◆ **EXERCISE GOAL**
Below are some entries. Copy each line that holds the string "subtitle".

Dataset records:
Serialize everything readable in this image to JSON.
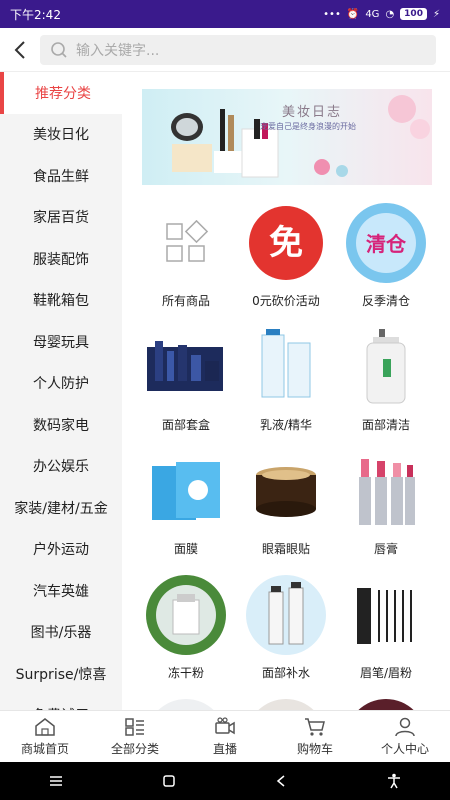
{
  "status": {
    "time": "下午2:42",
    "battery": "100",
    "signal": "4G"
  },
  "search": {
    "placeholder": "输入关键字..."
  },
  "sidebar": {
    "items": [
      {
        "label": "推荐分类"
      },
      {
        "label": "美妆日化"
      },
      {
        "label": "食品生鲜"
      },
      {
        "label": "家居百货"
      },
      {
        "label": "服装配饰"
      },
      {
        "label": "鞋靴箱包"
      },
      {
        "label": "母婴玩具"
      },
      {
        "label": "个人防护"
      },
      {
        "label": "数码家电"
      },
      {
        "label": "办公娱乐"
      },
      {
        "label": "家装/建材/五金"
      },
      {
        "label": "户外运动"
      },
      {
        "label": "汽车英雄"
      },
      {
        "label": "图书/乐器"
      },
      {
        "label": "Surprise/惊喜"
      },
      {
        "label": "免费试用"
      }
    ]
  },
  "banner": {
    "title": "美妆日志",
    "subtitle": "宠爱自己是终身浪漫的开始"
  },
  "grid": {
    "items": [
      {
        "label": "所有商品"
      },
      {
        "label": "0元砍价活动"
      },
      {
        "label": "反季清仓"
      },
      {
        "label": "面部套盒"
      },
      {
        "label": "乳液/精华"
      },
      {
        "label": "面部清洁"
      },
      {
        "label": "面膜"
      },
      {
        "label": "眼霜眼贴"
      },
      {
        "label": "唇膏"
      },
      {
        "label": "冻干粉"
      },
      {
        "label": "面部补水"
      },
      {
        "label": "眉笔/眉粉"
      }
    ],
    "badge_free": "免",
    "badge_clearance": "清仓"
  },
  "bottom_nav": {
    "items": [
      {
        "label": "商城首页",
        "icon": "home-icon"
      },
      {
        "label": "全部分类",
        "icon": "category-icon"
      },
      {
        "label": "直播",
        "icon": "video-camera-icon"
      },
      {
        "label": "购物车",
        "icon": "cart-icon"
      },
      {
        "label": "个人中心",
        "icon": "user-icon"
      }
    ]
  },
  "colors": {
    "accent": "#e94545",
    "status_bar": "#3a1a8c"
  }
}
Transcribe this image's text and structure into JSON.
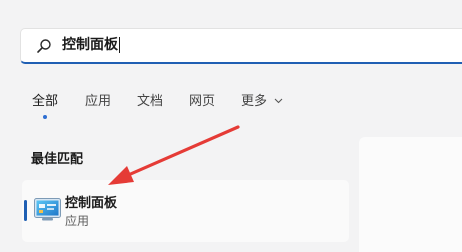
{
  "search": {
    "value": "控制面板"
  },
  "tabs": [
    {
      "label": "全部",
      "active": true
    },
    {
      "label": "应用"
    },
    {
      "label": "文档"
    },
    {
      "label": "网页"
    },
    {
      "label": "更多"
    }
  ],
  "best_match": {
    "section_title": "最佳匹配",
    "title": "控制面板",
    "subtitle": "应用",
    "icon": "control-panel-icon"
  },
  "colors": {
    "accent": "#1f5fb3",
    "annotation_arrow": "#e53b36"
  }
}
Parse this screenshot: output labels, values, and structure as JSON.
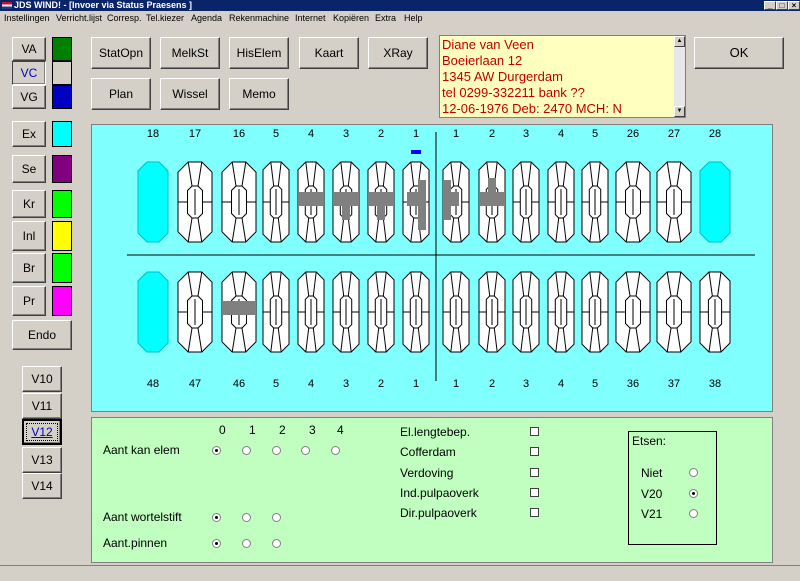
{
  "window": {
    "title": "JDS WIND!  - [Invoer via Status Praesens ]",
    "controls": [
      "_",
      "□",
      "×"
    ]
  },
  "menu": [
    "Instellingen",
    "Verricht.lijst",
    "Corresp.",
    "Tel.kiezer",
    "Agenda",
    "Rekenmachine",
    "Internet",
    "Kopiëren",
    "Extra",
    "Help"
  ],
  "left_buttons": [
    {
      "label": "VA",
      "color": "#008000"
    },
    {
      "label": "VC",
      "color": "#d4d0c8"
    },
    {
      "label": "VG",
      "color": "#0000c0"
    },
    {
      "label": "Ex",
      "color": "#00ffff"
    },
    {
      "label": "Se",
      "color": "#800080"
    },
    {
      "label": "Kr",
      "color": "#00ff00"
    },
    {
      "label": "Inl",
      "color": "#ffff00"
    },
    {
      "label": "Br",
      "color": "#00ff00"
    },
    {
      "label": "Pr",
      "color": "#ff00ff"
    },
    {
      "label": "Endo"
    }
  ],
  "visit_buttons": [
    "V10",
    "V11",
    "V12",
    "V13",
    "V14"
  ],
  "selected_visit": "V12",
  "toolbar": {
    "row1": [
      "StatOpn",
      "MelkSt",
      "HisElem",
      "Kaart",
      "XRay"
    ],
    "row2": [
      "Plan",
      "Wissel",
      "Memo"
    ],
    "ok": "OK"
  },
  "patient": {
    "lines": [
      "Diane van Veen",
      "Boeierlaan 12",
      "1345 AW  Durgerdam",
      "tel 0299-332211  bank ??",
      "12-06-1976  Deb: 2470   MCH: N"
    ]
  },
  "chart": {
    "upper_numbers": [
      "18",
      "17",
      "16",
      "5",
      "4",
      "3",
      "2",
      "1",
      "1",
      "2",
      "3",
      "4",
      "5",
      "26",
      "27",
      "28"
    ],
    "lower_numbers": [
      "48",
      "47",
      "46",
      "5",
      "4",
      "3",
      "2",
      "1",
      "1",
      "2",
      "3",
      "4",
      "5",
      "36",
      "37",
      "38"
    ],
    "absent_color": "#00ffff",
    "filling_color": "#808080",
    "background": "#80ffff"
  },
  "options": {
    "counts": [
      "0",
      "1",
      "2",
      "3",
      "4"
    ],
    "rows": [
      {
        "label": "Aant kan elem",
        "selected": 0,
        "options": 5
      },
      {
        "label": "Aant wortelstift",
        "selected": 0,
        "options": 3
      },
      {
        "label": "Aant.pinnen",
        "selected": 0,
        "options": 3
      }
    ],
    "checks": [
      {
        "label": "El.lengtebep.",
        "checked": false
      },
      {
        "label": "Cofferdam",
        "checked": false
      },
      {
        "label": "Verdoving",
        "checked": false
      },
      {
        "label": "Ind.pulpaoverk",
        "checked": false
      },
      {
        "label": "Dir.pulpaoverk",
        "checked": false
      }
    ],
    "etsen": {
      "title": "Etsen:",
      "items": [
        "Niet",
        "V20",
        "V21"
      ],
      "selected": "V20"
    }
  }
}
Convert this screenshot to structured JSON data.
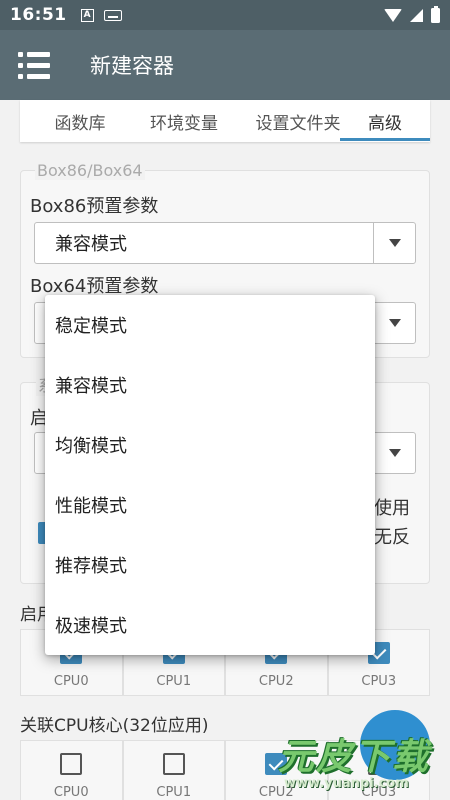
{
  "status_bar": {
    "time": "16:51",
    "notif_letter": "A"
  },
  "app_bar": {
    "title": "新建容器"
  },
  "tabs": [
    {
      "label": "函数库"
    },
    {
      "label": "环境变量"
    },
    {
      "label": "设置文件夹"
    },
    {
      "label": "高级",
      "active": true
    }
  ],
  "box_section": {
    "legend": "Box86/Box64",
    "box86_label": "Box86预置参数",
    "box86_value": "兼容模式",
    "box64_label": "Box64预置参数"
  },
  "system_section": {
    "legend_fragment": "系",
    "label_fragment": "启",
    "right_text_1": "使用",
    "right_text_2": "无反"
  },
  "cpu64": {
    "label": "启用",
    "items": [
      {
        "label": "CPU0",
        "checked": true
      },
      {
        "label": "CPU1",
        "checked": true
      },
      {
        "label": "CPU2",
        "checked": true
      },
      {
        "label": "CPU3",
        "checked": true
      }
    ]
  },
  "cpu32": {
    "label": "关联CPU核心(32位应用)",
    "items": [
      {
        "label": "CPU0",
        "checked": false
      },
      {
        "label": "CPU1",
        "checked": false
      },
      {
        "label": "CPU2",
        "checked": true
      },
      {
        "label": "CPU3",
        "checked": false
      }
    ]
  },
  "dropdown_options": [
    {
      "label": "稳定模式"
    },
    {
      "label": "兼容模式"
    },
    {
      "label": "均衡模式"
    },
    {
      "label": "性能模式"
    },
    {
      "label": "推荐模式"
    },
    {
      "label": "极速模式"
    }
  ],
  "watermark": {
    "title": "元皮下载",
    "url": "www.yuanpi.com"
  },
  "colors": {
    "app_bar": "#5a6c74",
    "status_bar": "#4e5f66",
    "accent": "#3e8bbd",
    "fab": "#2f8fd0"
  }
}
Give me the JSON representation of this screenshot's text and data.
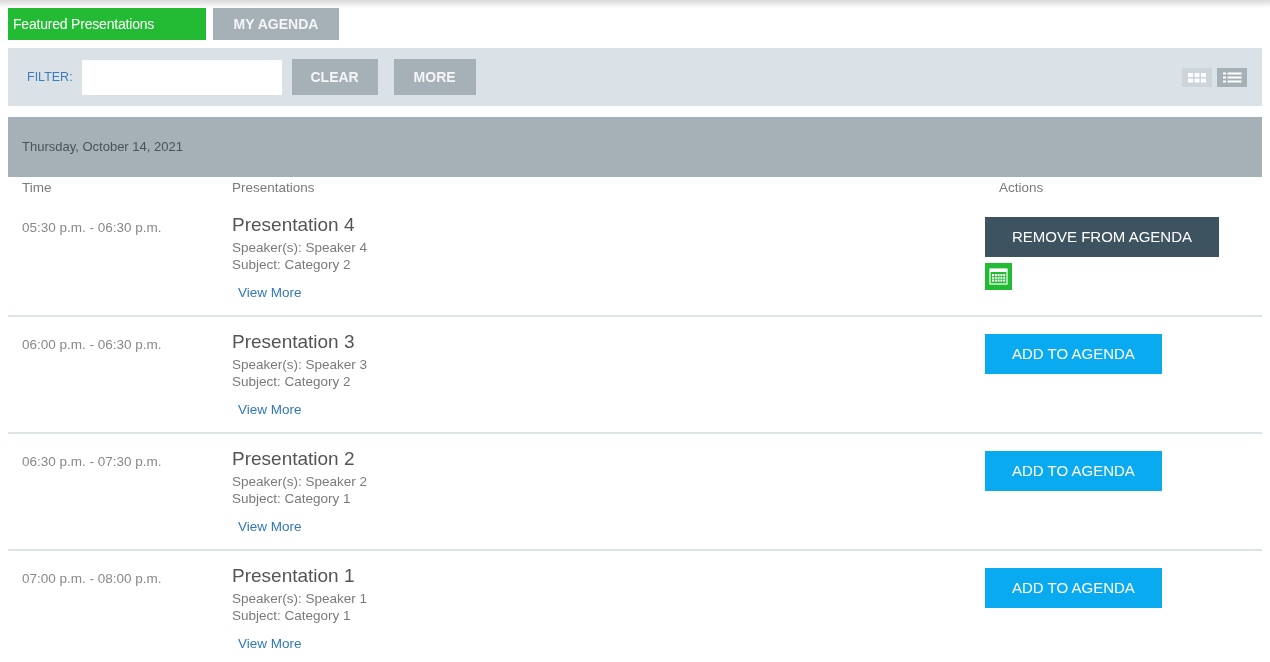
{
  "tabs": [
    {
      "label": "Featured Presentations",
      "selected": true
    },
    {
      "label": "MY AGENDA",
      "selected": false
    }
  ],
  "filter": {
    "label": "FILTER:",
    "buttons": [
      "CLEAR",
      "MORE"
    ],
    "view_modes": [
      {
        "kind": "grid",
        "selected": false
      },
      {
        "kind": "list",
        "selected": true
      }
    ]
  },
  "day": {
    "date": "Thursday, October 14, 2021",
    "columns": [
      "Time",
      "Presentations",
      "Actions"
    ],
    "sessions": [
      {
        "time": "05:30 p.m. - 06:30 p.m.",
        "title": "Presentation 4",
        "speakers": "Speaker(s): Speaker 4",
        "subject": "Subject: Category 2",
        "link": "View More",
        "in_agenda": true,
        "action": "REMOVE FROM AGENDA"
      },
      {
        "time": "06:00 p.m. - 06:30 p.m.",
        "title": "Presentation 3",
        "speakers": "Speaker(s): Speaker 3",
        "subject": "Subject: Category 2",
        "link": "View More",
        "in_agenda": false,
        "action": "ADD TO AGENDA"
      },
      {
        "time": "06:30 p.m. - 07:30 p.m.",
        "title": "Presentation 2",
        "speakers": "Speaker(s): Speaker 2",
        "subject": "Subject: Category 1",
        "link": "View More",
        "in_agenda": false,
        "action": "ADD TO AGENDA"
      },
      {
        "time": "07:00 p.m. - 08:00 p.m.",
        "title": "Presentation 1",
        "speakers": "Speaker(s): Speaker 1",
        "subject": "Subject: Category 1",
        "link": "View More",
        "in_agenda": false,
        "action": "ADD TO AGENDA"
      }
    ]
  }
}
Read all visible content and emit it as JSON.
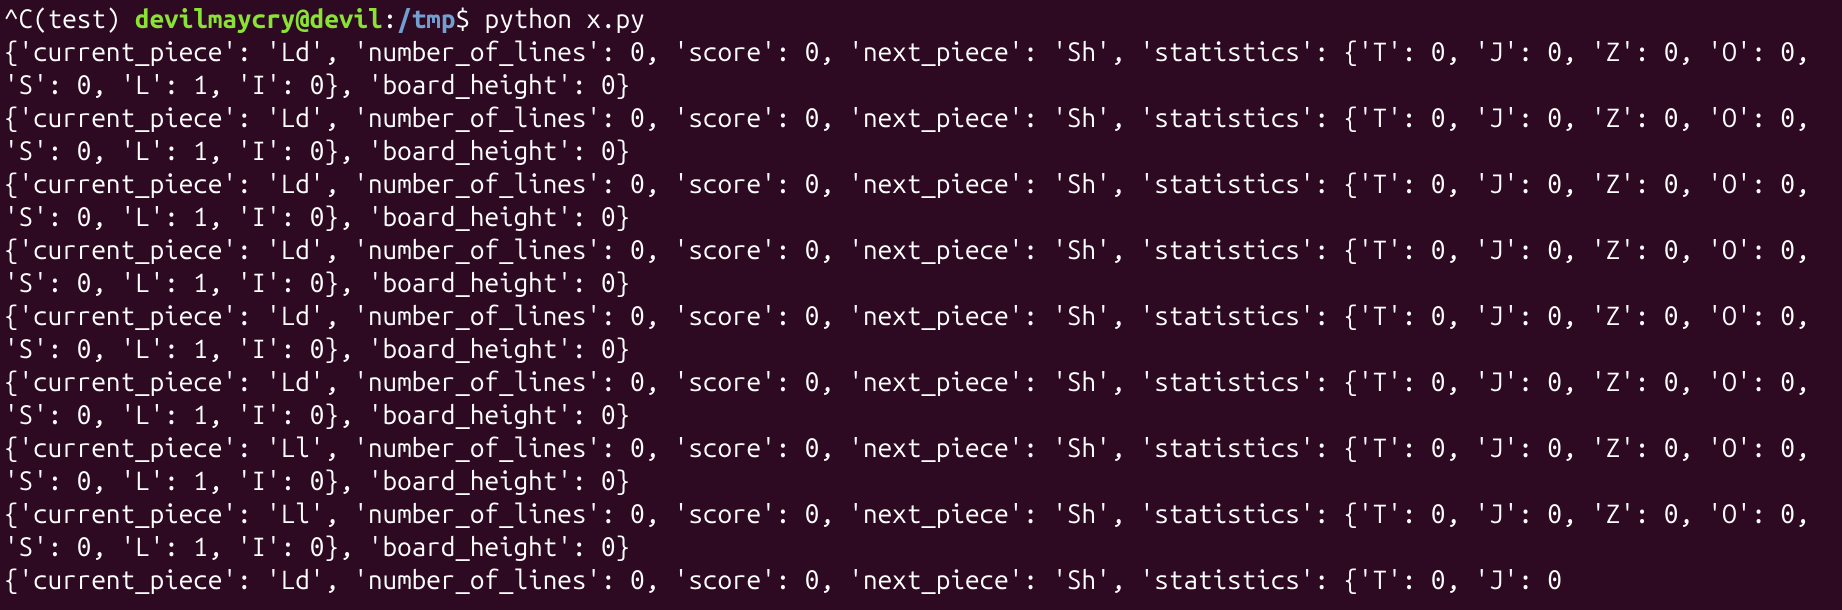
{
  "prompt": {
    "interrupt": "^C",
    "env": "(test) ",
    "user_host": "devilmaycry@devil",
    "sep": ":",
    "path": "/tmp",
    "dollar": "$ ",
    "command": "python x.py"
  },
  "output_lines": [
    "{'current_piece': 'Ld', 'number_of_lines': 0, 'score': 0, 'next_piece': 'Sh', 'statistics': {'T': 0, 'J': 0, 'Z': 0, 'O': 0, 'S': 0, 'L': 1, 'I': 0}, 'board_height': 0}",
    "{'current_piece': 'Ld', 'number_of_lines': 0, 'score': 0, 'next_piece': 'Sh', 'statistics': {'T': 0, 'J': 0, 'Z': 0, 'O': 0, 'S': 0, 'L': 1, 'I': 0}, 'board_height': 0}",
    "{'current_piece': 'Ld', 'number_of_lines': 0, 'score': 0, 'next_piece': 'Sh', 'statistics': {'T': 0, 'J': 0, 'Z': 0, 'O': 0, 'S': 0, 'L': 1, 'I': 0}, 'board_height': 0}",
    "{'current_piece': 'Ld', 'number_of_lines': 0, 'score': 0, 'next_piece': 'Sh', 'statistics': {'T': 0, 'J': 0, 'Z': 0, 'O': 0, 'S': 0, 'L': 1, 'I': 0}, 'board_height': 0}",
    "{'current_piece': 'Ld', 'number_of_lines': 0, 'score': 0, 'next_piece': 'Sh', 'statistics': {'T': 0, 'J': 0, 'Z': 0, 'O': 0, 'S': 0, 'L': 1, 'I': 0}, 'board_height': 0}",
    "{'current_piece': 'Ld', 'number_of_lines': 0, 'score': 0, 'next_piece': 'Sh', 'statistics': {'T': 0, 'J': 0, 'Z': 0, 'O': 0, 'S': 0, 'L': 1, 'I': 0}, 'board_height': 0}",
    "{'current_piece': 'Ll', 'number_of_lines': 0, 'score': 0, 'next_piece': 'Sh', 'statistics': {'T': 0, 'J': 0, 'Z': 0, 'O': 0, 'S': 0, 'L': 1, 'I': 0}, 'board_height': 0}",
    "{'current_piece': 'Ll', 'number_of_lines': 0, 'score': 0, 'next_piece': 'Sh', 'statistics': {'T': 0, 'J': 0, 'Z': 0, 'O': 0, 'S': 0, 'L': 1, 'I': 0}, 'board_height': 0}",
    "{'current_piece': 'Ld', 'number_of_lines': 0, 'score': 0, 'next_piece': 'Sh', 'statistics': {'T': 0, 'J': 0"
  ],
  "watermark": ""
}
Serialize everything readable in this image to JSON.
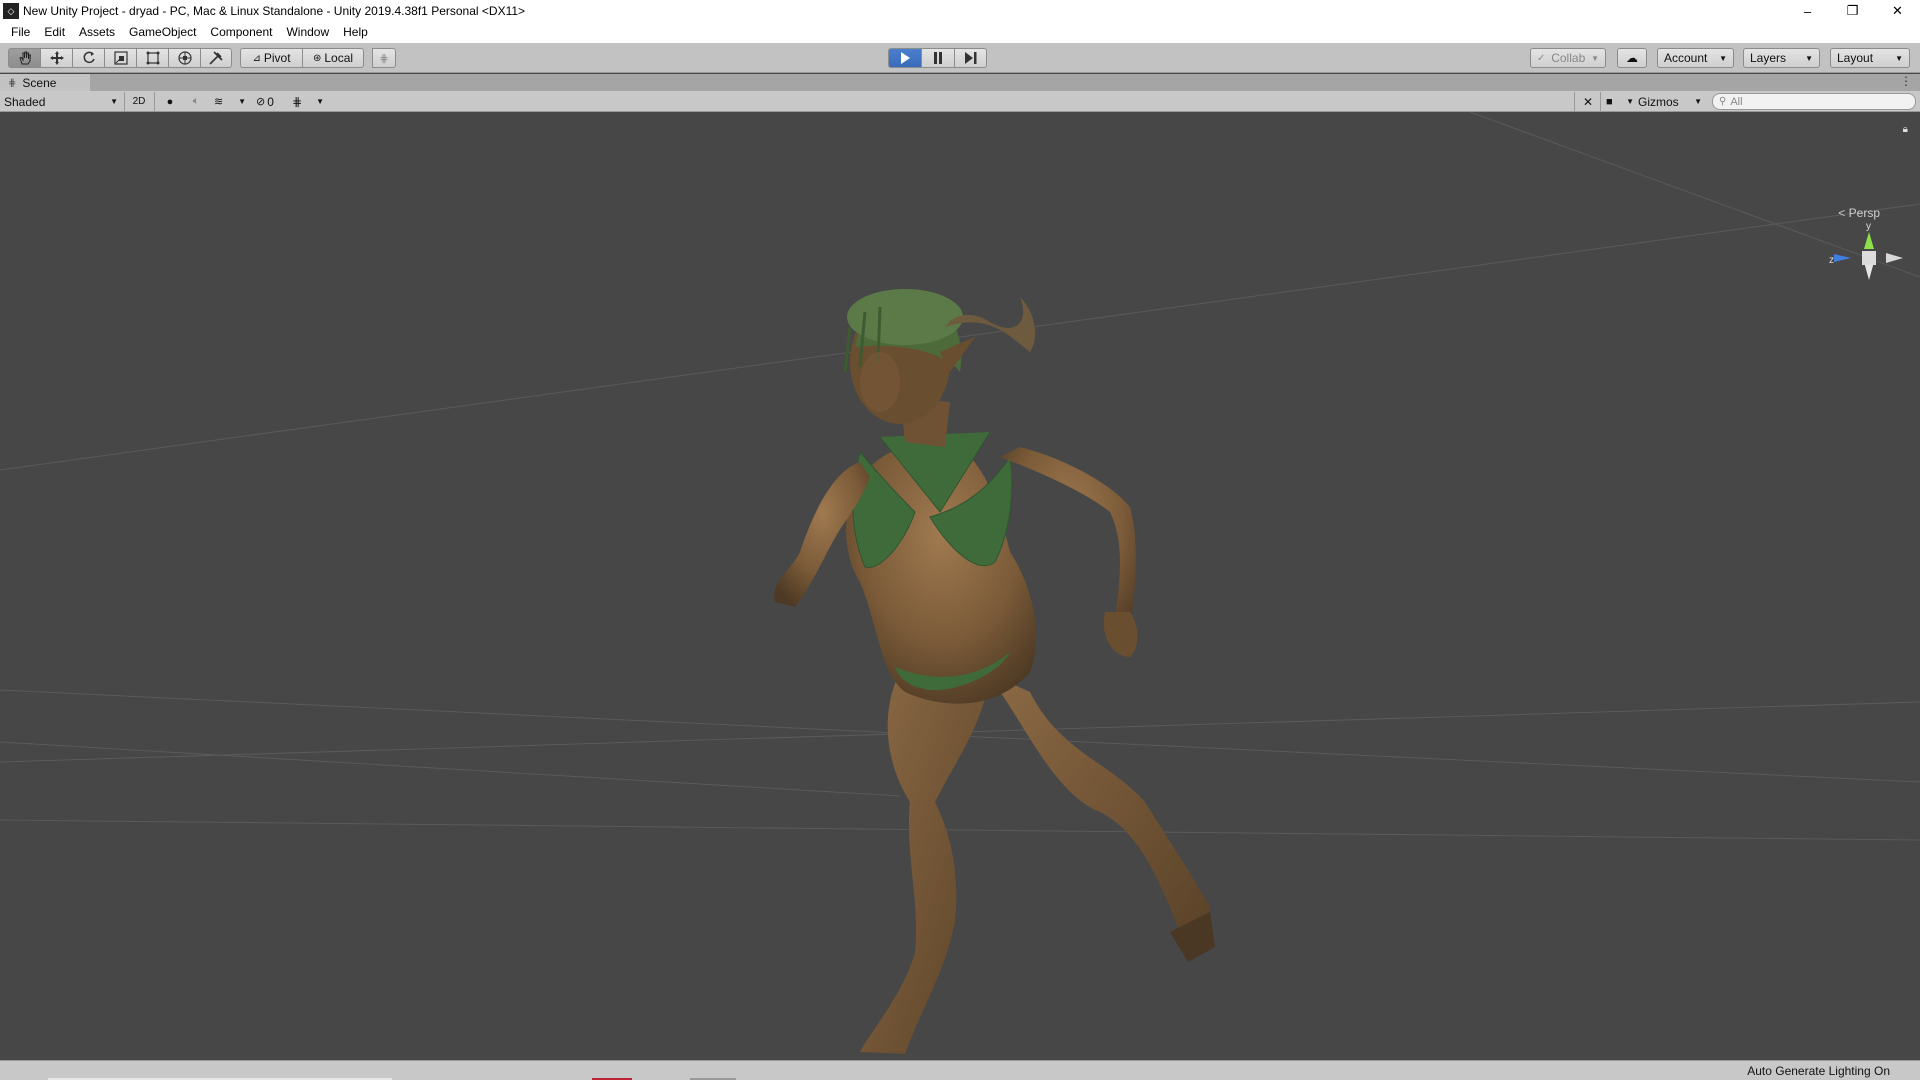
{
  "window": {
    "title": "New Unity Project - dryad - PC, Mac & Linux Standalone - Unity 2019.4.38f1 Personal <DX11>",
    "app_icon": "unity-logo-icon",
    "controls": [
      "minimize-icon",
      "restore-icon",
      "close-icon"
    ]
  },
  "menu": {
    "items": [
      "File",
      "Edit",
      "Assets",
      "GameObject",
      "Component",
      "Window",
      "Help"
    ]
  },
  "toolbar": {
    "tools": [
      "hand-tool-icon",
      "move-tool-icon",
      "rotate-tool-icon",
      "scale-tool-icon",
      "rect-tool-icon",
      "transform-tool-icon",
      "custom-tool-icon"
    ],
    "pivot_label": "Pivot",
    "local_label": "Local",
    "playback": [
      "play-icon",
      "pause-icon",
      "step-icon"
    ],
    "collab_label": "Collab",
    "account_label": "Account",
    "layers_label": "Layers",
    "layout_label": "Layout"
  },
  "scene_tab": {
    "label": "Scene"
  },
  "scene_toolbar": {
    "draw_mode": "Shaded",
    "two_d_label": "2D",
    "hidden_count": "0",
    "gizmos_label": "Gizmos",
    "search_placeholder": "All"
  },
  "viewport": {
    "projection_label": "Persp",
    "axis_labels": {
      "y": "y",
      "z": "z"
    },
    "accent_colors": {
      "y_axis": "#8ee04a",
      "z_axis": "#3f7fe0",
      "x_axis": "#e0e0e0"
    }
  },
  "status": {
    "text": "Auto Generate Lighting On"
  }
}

◆ **RESULT FOR THIS TASK**
    "subtitle": "宠爱自己是终身浪漫的开始"
    "subtitle": "应用",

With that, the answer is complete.